-- Exercise prompt --
Transcribe each line exactly.

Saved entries

───

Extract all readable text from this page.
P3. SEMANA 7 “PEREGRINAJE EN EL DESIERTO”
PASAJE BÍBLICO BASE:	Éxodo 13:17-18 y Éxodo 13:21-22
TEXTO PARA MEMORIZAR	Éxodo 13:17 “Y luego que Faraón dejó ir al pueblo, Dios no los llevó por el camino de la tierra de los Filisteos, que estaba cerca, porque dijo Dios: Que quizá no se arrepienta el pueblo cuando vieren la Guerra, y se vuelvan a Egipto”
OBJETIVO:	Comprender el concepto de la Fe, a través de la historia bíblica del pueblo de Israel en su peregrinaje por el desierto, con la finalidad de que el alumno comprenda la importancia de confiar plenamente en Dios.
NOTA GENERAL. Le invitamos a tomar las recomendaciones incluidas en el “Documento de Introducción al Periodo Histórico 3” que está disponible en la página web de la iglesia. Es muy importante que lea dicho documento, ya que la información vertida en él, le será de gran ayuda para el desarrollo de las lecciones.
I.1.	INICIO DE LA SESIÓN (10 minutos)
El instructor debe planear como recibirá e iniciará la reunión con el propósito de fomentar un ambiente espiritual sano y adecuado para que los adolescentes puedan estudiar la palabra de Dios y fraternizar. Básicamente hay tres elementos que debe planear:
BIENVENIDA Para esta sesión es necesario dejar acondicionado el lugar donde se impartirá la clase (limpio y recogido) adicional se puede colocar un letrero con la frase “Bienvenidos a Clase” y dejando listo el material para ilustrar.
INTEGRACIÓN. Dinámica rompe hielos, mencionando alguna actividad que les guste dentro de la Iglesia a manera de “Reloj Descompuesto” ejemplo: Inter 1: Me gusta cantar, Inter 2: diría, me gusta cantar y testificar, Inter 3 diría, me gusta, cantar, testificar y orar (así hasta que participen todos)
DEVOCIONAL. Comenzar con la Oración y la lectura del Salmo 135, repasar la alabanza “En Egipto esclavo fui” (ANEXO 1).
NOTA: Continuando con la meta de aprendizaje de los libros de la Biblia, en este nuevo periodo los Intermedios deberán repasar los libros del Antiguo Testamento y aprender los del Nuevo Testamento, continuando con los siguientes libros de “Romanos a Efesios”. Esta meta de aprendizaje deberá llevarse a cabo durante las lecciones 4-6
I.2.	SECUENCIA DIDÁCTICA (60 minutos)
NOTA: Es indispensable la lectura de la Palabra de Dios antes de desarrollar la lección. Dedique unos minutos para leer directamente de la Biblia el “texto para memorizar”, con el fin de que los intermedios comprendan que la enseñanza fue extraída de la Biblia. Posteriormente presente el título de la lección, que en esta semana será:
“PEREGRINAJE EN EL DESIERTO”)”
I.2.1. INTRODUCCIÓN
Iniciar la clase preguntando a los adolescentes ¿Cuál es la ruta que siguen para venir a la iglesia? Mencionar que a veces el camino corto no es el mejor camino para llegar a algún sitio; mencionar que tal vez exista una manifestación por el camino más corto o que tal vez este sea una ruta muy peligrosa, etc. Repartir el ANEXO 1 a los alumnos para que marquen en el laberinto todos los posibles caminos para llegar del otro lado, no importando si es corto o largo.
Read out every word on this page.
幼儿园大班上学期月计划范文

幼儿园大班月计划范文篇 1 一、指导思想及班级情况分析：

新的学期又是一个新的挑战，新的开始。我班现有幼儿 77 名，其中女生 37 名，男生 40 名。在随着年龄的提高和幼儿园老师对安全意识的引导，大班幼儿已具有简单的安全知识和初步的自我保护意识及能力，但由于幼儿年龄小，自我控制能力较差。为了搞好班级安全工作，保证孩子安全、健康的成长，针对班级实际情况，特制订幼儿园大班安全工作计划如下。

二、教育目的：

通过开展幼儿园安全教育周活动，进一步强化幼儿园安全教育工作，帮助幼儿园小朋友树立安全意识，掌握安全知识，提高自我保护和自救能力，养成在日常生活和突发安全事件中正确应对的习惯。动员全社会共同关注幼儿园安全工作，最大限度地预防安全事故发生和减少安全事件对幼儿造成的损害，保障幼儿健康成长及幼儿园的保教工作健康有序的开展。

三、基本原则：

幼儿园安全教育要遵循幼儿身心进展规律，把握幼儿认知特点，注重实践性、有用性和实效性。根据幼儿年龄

───

-- Solution below --
Extract all readable text from this page.
P3. SEMANA 7 “PEREGRINAJE EN EL DESIERTO”
PASAJE BÍBLICO BASE:	Éxodo 13:17-18 y Éxodo 13:21-22
TEXTO PARA MEMORIZAR	Éxodo 13:17 “Y luego que Faraón dejó ir al pueblo, Dios no los llevó por el camino de la tierra de los Filisteos, que estaba cerca, porque dijo Dios: Que quizá no se arrepienta el pueblo cuando vieren la Guerra, y se vuelvan a Egipto”
OBJETIVO:	Comprender el concepto de la Fe, a través de la historia bíblica del pueblo de Israel en su peregrinaje por el desierto, con la finalidad de que el alumno comprenda la importancia de confiar plenamente en Dios.
NOTA GENERAL. Le invitamos a tomar las recomendaciones incluidas en el “Documento de Introducción al Periodo Histórico 3” que está disponible en la página web de la iglesia. Es muy importante que lea dicho documento, ya que la información vertida en él, le será de gran ayuda para el desarrollo de las lecciones.
I.1.	INICIO DE LA SESIÓN (10 minutos)
El instructor debe planear como recibirá e iniciará la reunión con el propósito de fomentar un ambiente espiritual sano y adecuado para que los adolescentes puedan estudiar la palabra de Dios y fraternizar. Básicamente hay tres elementos que debe planear:
BIENVENIDA Para esta sesión es necesario dejar acondicionado el lugar donde se impartirá la clase (limpio y recogido) adicional se puede colocar un letrero con la frase “Bienvenidos a Clase” y dejando listo el material para ilustrar.
INTEGRACIÓN. Dinámica rompe hielos, mencionando alguna actividad que les guste dentro de la Iglesia a manera de “Reloj Descompuesto” ejemplo: Inter 1: Me gusta cantar, Inter 2: diría, me gusta cantar y testificar, Inter 3 diría, me gusta, cantar, testificar y orar (así hasta que participen todos)
DEVOCIONAL. Comenzar con la Oración y la lectura del Salmo 135, repasar la alabanza “En Egipto esclavo fui” (ANEXO 1).
NOTA: Continuando con la meta de aprendizaje de los libros de la Biblia, en este nuevo periodo los Intermedios deberán repasar los libros del Antiguo Testamento y aprender los del Nuevo Testamento, continuando con los siguientes libros de “Romanos a Efesios”. Esta meta de aprendizaje deberá llevarse a cabo durante las lecciones 4-6
I.2.	SECUENCIA DIDÁCTICA (60 minutos)
NOTA: Es indispensable la lectura de la Palabra de Dios antes de desarrollar la lección. Dedique unos minutos para leer directamente de la Biblia el “texto para memorizar”, con el fin de que los intermedios comprendan que la enseñanza fue extraída de la Biblia. Posteriormente presente el título de la lección, que en esta semana será:
“PEREGRINAJE EN EL DESIERTO”)”
I.2.1. INTRODUCCIÓN
Iniciar la clase preguntando a los adolescentes ¿Cuál es la ruta que siguen para venir a la iglesia? Mencionar que a veces el camino corto no es el mejor camino para llegar a algún sitio; mencionar que tal vez exista una manifestación por el camino más corto o que tal vez este sea una ruta muy peligrosa, etc. Repartir el ANEXO 1 a los alumnos para que marquen en el laberinto todos los posibles caminos para llegar del otro lado, no importando si es corto o largo.
Read out every word on this page.
幼儿园大班上学期月计划范文

幼儿园大班月计划范文篇 1 一、指导思想及班级情况分析：

新的学期又是一个新的挑战，新的开始。我班现有幼儿 77 名，其中女生 37 名，男生 40 名。在随着年龄的提高和幼儿园老师对安全意识的引导，大班幼儿已具有简单的安全知识和初步的自我保护意识及能力，但由于幼儿年龄小，自我控制能力较差。为了搞好班级安全工作，保证孩子安全、健康的成长，针对班级实际情况，特制订幼儿园大班安全工作计划如下。

二、教育目的：

通过开展幼儿园安全教育周活动，进一步强化幼儿园安全教育工作，帮助幼儿园小朋友树立安全意识，掌握安全知识，提高自我保护和自救能力，养成在日常生活和突发安全事件中正确应对的习惯。动员全社会共同关注幼儿园安全工作，最大限度地预防安全事故发生和减少安全事件对幼儿造成的损害，保障幼儿健康成长及幼儿园的保教工作健康有序的开展。

三、基本原则：

幼儿园安全教育要遵循幼儿身心进展规律，把握幼儿认知特点，注重实践性、有用性和实效性。根据幼儿年龄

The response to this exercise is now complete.